Pull out from the material below all lines with "stage".

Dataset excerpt
+===+
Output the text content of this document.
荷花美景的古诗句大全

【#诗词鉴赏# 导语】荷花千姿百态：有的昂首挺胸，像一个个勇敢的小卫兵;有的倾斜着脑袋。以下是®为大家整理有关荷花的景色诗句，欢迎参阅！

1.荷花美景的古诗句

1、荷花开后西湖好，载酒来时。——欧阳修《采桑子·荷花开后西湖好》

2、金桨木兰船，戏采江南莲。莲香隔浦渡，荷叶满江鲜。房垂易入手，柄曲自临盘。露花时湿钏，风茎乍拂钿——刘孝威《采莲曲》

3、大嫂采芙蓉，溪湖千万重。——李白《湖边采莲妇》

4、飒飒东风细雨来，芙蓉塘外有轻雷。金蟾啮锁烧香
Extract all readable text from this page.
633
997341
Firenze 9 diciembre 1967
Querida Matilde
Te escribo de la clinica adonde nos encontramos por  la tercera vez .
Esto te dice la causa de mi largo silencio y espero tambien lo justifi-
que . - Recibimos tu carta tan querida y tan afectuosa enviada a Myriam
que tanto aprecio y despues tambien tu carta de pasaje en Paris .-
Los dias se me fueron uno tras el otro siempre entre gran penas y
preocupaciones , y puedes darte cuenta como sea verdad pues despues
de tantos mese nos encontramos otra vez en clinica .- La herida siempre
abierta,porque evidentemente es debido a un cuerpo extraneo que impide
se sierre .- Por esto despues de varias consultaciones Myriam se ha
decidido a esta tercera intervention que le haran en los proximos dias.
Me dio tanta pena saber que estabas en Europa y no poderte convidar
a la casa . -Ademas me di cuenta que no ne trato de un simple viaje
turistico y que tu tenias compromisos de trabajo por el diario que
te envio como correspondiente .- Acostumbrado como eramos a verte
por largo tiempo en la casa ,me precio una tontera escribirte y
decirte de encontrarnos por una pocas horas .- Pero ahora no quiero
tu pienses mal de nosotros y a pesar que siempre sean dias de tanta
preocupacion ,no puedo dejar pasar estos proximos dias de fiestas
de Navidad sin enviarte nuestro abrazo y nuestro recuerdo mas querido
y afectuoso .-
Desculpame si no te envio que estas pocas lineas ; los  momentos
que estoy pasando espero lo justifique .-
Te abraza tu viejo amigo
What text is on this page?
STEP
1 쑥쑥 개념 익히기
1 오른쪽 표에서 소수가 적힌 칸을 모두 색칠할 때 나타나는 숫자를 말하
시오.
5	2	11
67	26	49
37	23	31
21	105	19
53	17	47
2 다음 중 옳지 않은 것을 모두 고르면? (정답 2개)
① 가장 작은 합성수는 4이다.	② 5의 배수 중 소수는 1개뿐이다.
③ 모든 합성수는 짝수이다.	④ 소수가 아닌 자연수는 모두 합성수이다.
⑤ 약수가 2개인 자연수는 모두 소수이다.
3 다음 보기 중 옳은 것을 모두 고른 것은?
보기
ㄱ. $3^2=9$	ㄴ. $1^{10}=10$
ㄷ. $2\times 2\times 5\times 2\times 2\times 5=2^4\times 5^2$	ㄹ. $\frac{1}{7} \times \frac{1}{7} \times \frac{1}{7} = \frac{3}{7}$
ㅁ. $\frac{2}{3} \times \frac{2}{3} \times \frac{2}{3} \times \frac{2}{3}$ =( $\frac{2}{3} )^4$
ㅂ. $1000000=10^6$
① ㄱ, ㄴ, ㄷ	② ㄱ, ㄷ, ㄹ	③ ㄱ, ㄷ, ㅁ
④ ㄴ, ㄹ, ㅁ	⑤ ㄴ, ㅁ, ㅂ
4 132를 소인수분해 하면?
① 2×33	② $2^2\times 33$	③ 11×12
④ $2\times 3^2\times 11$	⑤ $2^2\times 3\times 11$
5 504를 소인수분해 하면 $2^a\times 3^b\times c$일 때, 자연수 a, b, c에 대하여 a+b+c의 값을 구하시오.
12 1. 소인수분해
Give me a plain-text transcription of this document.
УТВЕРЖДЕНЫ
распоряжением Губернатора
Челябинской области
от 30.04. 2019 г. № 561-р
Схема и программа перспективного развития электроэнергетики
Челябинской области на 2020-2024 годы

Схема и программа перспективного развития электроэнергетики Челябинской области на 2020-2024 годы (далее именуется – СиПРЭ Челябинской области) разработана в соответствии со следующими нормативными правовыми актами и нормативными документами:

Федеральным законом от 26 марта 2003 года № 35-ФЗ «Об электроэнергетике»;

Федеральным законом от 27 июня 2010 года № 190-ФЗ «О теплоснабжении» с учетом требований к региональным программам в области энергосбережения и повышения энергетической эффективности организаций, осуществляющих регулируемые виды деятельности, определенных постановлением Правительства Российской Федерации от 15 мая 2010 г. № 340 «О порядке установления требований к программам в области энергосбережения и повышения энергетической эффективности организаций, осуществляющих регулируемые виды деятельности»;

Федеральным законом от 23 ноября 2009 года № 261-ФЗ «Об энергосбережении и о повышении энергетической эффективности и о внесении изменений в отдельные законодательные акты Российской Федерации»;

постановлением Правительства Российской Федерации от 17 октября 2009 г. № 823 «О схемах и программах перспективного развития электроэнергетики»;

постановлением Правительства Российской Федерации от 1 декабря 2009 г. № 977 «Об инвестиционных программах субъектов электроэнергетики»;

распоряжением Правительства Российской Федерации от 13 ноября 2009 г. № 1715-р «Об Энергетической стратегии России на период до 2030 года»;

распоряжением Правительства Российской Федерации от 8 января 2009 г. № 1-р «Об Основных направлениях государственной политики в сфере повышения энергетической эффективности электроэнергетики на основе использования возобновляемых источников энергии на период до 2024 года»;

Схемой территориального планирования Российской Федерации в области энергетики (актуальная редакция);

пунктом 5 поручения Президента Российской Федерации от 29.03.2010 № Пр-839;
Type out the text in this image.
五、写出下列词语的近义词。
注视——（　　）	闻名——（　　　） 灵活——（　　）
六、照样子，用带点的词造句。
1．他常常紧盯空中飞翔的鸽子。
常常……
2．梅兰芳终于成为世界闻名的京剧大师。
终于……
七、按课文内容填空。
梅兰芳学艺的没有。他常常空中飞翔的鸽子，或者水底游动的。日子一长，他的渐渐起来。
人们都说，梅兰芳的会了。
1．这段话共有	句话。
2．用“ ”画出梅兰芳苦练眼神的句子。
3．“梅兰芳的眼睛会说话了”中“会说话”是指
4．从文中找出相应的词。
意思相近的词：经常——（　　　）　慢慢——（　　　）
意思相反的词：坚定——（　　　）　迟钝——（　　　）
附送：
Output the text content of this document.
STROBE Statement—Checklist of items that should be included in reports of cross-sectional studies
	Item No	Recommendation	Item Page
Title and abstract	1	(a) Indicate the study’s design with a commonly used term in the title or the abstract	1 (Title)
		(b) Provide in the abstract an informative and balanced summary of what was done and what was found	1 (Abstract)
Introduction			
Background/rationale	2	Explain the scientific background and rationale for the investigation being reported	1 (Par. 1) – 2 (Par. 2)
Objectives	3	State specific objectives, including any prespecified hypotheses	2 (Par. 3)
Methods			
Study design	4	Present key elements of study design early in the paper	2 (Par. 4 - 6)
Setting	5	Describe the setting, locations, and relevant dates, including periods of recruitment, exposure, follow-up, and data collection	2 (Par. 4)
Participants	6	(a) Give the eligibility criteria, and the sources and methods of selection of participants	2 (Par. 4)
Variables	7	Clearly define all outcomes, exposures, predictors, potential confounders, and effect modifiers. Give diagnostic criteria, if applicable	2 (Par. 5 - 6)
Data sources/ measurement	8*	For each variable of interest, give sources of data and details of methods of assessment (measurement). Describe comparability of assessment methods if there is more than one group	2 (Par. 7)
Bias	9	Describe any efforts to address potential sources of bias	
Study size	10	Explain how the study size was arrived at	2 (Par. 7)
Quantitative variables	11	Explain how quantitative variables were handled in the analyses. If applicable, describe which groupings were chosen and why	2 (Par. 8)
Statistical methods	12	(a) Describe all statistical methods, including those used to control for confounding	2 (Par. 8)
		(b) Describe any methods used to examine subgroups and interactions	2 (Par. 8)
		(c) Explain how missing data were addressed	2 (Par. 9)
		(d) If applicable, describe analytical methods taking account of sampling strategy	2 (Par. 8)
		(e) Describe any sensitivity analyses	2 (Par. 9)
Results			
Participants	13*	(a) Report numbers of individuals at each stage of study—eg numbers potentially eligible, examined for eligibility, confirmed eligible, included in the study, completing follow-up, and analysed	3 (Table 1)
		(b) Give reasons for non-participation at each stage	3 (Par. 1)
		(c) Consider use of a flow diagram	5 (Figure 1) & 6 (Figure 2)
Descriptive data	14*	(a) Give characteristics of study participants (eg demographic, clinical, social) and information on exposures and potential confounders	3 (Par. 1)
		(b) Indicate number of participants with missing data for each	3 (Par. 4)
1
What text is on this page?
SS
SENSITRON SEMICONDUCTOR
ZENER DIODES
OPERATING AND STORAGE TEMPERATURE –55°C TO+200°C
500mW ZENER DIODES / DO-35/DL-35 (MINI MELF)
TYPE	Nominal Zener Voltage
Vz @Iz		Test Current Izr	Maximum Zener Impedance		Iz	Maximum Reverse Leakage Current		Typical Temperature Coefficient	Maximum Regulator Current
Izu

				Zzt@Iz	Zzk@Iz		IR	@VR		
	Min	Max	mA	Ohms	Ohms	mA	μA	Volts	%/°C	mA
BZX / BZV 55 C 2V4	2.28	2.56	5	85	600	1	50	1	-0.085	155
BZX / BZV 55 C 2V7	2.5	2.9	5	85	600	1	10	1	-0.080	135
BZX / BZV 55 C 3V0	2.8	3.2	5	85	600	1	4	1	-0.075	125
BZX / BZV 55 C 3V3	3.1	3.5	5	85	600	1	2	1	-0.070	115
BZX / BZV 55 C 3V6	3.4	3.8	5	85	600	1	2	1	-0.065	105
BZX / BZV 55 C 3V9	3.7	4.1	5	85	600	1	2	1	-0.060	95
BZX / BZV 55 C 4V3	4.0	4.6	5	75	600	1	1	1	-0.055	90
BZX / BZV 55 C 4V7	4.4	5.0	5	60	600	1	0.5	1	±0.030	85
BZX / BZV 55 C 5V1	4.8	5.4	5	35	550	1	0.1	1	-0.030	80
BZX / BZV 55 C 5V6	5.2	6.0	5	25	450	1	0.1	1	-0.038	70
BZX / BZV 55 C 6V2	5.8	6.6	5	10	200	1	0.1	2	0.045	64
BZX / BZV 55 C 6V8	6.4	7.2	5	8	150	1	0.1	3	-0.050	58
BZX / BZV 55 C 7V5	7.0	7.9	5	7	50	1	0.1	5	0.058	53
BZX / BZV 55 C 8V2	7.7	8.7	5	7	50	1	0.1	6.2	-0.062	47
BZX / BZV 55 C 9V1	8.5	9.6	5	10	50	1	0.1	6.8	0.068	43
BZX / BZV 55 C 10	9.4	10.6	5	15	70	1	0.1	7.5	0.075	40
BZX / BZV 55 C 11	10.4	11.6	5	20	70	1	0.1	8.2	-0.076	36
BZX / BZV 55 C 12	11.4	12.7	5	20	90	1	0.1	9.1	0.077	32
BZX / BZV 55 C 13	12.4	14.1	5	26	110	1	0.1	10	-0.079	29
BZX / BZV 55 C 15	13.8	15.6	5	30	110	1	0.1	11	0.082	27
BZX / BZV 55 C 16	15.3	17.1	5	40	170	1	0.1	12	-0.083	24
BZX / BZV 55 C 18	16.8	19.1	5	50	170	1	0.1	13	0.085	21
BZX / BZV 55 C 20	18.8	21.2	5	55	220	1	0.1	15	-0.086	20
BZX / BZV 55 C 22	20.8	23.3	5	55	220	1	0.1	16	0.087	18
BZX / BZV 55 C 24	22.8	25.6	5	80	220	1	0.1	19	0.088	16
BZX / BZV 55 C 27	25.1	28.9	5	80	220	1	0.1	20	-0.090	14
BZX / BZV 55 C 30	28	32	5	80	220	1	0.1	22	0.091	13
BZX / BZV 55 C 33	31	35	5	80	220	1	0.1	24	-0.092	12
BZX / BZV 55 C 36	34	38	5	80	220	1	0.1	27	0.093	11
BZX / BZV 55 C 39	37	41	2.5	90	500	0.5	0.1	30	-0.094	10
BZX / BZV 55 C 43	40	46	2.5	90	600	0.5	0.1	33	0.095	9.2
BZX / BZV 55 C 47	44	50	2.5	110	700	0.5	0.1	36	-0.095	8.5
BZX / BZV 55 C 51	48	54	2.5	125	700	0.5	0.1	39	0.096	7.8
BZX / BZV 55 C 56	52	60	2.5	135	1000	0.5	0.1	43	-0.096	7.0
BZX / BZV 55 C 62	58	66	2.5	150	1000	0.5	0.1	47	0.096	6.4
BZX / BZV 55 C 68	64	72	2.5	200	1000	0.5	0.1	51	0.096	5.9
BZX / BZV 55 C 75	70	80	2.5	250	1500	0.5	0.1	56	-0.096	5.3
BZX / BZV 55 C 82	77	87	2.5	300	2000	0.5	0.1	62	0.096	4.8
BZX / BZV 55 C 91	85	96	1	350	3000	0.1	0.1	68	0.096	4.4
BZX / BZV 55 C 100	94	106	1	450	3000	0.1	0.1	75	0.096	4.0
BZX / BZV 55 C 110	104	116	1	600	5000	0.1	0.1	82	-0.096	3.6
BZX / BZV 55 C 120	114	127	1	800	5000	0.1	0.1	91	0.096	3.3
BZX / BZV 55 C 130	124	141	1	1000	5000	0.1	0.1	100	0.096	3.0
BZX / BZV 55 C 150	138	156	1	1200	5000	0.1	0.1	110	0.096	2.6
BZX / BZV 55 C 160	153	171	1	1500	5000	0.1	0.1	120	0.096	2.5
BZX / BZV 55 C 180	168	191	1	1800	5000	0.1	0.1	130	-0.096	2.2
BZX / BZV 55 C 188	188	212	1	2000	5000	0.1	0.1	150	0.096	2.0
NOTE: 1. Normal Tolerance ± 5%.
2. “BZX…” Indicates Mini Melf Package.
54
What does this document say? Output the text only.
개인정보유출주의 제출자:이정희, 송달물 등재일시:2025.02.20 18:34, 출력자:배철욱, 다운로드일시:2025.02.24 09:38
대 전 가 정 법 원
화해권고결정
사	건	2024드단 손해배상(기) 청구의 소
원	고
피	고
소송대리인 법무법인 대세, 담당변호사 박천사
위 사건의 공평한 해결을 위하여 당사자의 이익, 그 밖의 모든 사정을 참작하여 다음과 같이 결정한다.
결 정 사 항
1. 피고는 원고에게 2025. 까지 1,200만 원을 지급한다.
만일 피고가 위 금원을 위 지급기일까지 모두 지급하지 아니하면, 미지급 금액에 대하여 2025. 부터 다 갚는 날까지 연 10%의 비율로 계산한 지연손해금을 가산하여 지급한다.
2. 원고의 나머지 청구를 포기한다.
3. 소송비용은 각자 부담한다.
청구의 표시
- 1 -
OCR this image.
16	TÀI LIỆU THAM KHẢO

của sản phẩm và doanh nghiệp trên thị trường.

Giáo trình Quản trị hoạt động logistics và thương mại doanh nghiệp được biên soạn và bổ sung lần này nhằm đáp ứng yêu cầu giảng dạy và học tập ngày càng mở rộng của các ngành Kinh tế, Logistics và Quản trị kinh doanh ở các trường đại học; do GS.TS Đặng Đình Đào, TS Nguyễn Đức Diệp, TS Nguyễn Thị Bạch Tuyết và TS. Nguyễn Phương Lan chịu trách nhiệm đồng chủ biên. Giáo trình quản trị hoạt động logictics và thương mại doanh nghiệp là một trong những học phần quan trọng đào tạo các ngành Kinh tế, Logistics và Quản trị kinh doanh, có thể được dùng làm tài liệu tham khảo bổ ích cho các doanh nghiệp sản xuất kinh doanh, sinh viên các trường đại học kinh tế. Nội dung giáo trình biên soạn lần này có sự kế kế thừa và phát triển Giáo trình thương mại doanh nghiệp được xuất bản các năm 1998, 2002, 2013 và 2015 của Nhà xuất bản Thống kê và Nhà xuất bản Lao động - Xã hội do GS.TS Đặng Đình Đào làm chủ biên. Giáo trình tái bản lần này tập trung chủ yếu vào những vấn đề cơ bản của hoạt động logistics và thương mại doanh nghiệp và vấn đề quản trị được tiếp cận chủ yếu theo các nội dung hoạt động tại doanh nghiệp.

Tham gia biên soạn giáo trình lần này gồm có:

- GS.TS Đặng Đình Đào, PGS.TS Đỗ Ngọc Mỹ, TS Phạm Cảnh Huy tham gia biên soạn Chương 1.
+===+
§ **Exercise response**:
Participants	13*	(a) Report numbers of individuals at each stage of study—eg numbers potentially eligible, examined for eligibility, confirmed eligible, included in the study, completing follow-up, and analysed	3 (Table 1)
		(b) Give reasons for non-participation at each stage	3 (Par. 1)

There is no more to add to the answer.